:: Task statement ::
Go through the records underneath and write each one out again exactly.

:: Records shown ::
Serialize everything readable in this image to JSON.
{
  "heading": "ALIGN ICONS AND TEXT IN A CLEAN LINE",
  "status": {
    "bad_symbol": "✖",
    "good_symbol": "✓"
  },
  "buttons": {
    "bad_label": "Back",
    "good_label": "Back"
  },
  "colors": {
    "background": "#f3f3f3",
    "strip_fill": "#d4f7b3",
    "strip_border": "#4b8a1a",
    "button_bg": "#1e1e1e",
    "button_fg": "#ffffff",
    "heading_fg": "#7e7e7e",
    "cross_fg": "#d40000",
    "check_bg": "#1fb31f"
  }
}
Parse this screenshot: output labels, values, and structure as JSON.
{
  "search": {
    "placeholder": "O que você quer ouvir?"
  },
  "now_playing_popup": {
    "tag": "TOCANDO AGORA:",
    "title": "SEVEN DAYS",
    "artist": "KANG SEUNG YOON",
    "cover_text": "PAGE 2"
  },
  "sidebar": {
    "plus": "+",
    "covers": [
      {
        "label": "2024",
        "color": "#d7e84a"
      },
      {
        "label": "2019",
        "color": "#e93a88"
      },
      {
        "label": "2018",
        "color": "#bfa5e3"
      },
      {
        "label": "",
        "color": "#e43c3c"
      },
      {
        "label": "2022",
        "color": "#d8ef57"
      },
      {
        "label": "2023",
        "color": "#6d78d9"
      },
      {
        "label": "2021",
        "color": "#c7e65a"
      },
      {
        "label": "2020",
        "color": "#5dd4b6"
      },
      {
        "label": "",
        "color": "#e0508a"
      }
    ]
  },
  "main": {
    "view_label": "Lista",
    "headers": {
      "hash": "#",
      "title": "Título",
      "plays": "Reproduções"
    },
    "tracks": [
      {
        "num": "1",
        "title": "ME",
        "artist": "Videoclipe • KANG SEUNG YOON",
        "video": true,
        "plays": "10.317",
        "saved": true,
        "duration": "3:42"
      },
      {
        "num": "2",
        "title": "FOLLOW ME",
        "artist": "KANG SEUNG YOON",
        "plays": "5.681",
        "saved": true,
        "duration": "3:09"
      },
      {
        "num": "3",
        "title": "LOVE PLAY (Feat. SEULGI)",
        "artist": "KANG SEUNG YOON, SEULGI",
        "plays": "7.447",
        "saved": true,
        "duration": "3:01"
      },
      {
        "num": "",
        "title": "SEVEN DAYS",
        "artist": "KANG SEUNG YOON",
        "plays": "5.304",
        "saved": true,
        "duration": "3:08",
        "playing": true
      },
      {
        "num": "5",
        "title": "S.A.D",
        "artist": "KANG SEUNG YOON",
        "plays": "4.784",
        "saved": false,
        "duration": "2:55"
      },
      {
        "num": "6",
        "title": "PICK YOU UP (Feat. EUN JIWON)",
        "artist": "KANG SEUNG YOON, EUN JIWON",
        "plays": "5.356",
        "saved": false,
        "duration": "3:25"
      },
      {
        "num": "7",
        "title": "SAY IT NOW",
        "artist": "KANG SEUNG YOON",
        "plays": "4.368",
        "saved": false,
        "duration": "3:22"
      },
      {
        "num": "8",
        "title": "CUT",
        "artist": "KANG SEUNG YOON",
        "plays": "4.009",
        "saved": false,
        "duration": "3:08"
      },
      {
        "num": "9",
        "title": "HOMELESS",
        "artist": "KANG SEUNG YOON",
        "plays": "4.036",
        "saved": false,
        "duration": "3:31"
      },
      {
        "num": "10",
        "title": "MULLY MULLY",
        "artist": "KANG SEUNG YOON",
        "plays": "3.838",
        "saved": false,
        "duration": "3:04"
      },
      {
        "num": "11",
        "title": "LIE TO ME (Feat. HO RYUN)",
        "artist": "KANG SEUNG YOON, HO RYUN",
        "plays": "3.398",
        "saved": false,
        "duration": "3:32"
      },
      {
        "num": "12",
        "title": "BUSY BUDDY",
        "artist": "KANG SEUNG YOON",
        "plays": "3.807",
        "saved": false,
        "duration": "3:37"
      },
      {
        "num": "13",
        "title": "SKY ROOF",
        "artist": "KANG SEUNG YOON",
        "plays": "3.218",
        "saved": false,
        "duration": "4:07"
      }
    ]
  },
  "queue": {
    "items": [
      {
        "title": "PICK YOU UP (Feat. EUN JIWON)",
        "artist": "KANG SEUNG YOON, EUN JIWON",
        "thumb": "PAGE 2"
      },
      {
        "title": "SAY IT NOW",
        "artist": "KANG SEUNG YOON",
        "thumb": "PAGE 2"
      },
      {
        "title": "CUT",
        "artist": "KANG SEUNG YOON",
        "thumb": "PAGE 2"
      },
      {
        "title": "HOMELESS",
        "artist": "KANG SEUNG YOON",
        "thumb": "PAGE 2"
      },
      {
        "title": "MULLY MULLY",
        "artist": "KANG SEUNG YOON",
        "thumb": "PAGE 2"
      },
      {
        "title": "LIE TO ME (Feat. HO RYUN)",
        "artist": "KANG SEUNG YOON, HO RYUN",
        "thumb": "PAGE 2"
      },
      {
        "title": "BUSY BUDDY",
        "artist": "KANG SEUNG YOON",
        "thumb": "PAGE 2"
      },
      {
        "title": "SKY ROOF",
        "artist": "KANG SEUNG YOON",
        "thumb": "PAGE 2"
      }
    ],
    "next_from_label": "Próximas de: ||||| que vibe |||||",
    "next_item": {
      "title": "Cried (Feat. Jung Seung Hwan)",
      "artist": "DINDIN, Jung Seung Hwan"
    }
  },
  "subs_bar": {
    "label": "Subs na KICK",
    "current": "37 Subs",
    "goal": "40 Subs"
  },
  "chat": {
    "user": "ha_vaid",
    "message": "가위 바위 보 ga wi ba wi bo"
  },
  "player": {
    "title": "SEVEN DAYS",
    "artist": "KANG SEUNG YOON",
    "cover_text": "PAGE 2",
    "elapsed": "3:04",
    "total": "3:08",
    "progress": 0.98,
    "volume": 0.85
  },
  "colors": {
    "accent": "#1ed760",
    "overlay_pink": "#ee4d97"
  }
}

:: Completed exercise ::
Serialize everything readable in this image to JSON.
{
  "heading": "ALIGN ICONS AND TEXT IN A CLEAN LINE",
  "status": {
    "bad_symbol": "✖",
    "good_symbol": "✓"
  },
  "buttons": {
    "bad_label": "Back",
    "good_label": "Back"
  },
  "colors": {
    "background": "#f3f3f3",
    "strip_fill": "#d4f7b3",
    "strip_border": "#4b8a1a",
    "button_bg": "#1e1e1e",
    "button_fg": "#ffffff",
    "heading_fg": "#7e7e7e",
    "cross_fg": "#d40000",
    "check_bg": "#1fb31f"
  }
}
Parse this screenshot: output labels, values, and structure as JSON.
{
  "search": {
    "placeholder": "O que você quer ouvir?"
  },
  "now_playing_popup": {
    "tag": "TOCANDO AGORA:",
    "title": "SEVEN DAYS",
    "artist": "KANG SEUNG YOON",
    "cover_text": "PAGE 2"
  },
  "sidebar": {
    "plus": "+",
    "covers": [
      {
        "label": "2024",
        "color": "#d7e84a"
      },
      {
        "label": "2019",
        "color": "#e93a88"
      },
      {
        "label": "2018",
        "color": "#bfa5e3"
      },
      {
        "label": "",
        "color": "#e43c3c"
      },
      {
        "label": "2022",
        "color": "#d8ef57"
      },
      {
        "label": "2023",
        "color": "#6d78d9"
      },
      {
        "label": "2021",
        "color": "#c7e65a"
      },
      {
        "label": "2020",
        "color": "#5dd4b6"
      },
      {
        "label": "",
        "color": "#e0508a"
      }
    ]
  },
  "main": {
    "view_label": "Lista",
    "headers": {
      "hash": "#",
      "title": "Título",
      "plays": "Reproduções"
    },
    "tracks": [
      {
        "num": "1",
        "title": "ME",
        "artist": "Videoclipe • KANG SEUNG YOON",
        "video": true,
        "plays": "10.317",
        "saved": true,
        "duration": "3:42"
      },
      {
        "num": "2",
        "title": "FOLLOW ME",
        "artist": "KANG SEUNG YOON",
        "plays": "5.681",
        "saved": true,
        "duration": "3:09"
      },
      {
        "num": "3",
        "title": "LOVE PLAY (Feat. SEULGI)",
        "artist": "KANG SEUNG YOON, SEULGI",
        "plays": "7.447",
        "saved": true,
        "duration": "3:01"
      },
      {
        "num": "",
        "title": "SEVEN DAYS",
        "artist": "KANG SEUNG YOON",
        "plays": "5.304",
        "saved": true,
        "duration": "3:08",
        "playing": true
      },
      {
        "num": "5",
        "title": "S.A.D",
        "artist": "KANG SEUNG YOON",
        "plays": "4.784",
        "saved": false,
        "duration": "2:55"
      },
      {
        "num": "6",
        "title": "PICK YOU UP (Feat. EUN JIWON)",
        "artist": "KANG SEUNG YOON, EUN JIWON",
        "plays": "5.356",
        "saved": false,
        "duration": "3:25"
      },
      {
        "num": "7",
        "title": "SAY IT NOW",
        "artist": "KANG SEUNG YOON",
        "plays": "4.368",
        "saved": false,
        "duration": "3:22"
      },
      {
        "num": "8",
        "title": "CUT",
        "artist": "KANG SEUNG YOON",
        "plays": "4.009",
        "saved": false,
        "duration": "3:08"
      },
      {
        "num": "9",
        "title": "HOMELESS",
        "artist": "KANG SEUNG YOON",
        "plays": "4.036",
        "saved": false,
        "duration": "3:31"
      },
      {
        "num": "10",
        "title": "MULLY MULLY",
        "artist": "KANG SEUNG YOON",
        "plays": "3.838",
        "saved": false,
        "duration": "3:04"
      },
      {
        "num": "11",
        "title": "LIE TO ME (Feat. HO RYUN)",
        "artist": "KANG SEUNG YOON, HO RYUN",
        "plays": "3.398",
        "saved": false,
        "duration": "3:32"
      },
      {
        "num": "12",
        "title": "BUSY BUDDY",
        "artist": "KANG SEUNG YOON",
        "plays": "3.807",
        "saved": false,
        "duration": "3:37"
      },
      {
        "num": "13",
        "title": "SKY ROOF",
        "artist": "KANG SEUNG YOON",
        "plays": "3.218",
        "saved": false,
        "duration": "4:07"
      }
    ]
  },
  "queue": {
    "items": [
      {
        "title": "PICK YOU UP (Feat. EUN JIWON)",
        "artist": "KANG SEUNG YOON, EUN JIWON",
        "thumb": "PAGE 2"
      },
      {
        "title": "SAY IT NOW",
        "artist": "KANG SEUNG YOON",
        "thumb": "PAGE 2"
      },
      {
        "title": "CUT",
        "artist": "KANG SEUNG YOON",
        "thumb": "PAGE 2"
      },
      {
        "title": "HOMELESS",
        "artist": "KANG SEUNG YOON",
        "thumb": "PAGE 2"
      },
      {
        "title": "MULLY MULLY",
        "artist": "KANG SEUNG YOON",
        "thumb": "PAGE 2"
      },
      {
        "title": "LIE TO ME (Feat. HO RYUN)",
        "artist": "KANG SEUNG YOON, HO RYUN",
        "thumb": "PAGE 2"
      },
      {
        "title": "BUSY BUDDY",
        "artist": "KANG SEUNG YOON",
        "thumb": "PAGE 2"
      },
      {
        "title": "SKY ROOF",
        "artist": "KANG SEUNG YOON",
        "thumb": "PAGE 2"
      }
    ],
    "next_from_label": "Próximas de: ||||| que vibe |||||",
    "next_item": {
      "title": "Cried (Feat. Jung Seung Hwan)",
      "artist": "DINDIN, Jung Seung Hwan"
    }
  },
  "subs_bar": {
    "label": "Subs na KICK",
    "current": "37 Subs",
    "goal": "40 Subs"
  },
  "chat": {
    "user": "ha_vaid",
    "message": "가위 바위 보 ga wi ba wi bo"
  },
  "player": {
    "title": "SEVEN DAYS",
    "artist": "KANG SEUNG YOON",
    "cover_text": "PAGE 2",
    "elapsed": "3:04",
    "total": "3:08",
    "progress": 0.98,
    "volume": 0.85
  },
  "colors": {
    "accent": "#1ed760",
    "overlay_pink": "#ee4d97"
  }
}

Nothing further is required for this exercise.